Prompt: Among the lines below, list those containing the string "path".

Provided data:
________

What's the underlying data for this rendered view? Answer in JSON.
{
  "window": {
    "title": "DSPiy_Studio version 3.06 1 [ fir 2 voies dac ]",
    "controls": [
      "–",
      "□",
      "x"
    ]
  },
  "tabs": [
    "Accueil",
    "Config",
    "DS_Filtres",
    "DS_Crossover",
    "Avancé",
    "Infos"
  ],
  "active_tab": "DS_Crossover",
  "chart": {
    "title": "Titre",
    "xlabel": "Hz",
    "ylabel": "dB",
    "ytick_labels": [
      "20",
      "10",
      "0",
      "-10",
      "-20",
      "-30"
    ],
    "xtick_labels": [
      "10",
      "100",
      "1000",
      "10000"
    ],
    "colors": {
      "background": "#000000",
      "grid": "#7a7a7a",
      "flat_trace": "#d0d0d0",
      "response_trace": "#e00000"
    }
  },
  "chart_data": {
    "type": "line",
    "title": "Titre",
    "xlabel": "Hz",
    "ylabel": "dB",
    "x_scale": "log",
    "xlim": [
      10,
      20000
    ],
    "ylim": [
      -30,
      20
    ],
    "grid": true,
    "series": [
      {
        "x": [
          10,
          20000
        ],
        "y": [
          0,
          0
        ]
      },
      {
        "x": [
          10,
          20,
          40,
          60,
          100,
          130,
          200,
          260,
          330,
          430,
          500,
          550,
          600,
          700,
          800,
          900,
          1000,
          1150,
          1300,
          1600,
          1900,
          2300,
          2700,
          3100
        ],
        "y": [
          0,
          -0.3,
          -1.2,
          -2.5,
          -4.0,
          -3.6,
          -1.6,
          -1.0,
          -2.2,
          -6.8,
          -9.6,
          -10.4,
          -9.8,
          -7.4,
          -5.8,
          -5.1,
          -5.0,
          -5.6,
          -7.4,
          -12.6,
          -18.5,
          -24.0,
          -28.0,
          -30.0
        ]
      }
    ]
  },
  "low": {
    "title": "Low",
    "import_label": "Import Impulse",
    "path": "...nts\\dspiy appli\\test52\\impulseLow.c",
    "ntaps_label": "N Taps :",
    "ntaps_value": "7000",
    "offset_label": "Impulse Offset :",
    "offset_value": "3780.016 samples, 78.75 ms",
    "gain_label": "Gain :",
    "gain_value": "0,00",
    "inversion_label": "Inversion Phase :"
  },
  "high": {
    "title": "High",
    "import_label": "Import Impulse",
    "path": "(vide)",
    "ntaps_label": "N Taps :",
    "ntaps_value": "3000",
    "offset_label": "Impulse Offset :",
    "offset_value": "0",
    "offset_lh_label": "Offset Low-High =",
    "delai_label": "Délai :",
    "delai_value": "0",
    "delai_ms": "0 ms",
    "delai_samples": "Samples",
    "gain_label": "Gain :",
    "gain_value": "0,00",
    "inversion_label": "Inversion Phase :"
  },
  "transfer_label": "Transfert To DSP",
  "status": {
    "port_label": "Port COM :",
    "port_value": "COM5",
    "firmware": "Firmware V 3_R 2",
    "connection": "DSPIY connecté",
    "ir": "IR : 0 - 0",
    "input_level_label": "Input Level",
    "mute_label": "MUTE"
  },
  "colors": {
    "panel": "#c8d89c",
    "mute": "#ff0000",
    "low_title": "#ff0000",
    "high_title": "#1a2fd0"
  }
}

________

Exercise solution:
    "path": "...nts\\dspiy appli\\test52\\impulseLow.c",
    "path": "(vide)",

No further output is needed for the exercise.